Copy all lines of the listing that include the string "honey".
........
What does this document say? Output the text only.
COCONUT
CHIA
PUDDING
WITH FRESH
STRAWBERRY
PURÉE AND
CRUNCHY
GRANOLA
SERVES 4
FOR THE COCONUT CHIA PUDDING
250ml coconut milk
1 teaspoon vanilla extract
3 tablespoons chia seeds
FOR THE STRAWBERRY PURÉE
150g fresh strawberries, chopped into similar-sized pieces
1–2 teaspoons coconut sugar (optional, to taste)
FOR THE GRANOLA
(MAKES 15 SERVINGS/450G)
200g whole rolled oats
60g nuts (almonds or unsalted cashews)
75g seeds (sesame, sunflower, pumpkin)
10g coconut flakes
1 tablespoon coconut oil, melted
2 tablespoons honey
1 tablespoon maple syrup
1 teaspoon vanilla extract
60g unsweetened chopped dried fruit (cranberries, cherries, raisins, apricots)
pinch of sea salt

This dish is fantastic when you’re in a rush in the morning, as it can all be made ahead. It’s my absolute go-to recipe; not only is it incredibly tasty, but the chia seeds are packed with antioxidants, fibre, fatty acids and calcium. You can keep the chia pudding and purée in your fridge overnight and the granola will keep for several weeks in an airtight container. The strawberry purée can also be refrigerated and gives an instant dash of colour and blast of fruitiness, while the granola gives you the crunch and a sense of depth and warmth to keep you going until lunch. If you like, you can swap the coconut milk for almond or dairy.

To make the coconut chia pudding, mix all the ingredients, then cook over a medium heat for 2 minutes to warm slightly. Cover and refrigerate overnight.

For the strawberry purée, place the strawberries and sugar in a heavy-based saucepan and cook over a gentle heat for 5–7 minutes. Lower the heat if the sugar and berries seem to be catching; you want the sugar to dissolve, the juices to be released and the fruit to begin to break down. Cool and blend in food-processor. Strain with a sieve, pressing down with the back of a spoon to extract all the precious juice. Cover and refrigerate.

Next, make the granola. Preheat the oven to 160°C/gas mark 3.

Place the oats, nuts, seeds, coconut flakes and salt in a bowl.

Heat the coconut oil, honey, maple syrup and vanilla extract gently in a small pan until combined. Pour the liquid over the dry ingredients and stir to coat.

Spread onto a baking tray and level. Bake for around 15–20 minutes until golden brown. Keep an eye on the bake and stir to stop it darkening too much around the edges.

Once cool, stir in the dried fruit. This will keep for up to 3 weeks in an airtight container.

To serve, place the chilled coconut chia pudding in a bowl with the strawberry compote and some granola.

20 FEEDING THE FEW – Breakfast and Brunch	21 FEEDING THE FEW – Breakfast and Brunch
........
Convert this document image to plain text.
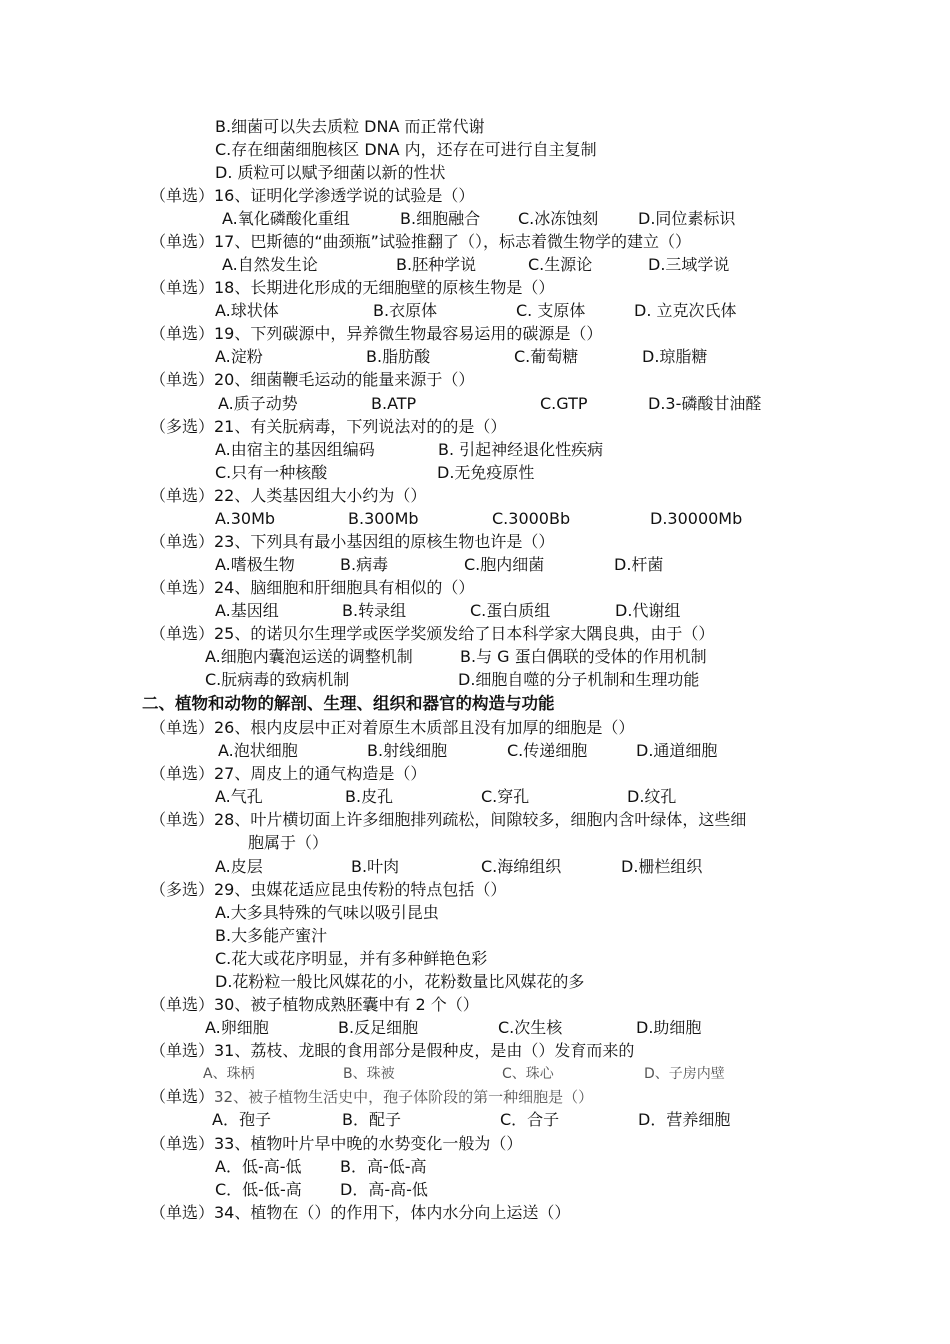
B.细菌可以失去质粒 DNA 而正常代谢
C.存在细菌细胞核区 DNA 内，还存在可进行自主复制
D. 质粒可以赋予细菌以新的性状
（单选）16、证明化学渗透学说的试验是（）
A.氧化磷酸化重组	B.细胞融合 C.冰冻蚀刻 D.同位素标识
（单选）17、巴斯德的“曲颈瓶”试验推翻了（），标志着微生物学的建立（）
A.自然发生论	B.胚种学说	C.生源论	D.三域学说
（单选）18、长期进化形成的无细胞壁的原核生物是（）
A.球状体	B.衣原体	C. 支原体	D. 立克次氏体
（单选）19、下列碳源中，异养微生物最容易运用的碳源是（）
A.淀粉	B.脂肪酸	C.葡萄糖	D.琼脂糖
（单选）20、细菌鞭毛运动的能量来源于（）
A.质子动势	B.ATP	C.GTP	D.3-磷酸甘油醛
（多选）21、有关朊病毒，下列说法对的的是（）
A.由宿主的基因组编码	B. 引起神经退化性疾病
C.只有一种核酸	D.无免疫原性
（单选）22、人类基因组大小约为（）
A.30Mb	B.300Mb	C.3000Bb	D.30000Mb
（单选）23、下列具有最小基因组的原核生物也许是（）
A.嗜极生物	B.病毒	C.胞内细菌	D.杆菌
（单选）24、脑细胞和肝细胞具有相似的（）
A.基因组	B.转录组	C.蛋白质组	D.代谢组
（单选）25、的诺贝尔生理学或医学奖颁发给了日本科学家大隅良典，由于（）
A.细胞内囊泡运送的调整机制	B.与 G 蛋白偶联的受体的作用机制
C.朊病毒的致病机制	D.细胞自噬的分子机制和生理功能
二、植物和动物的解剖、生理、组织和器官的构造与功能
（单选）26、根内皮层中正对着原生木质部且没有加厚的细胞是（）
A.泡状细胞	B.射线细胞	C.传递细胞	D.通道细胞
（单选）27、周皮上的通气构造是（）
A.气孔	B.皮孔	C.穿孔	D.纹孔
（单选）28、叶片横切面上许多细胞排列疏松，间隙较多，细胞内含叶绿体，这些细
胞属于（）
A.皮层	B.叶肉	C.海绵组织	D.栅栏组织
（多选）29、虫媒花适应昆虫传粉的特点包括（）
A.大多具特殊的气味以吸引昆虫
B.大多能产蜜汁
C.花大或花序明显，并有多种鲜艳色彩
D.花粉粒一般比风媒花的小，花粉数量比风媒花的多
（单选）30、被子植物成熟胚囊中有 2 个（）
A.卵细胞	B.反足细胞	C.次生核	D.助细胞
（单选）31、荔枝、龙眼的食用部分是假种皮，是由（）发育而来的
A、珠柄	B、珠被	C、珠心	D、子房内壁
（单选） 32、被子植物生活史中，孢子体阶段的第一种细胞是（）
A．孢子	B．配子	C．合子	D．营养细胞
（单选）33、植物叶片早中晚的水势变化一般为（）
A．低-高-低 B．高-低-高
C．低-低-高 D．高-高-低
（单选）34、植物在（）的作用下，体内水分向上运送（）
........
**FINISHED TASK**
2 tablespoons honey
Heat the coconut oil, honey, maple syrup and vanilla extract gently in a small pan until combined. Pour the liquid over the dry ingredients and stir to coat.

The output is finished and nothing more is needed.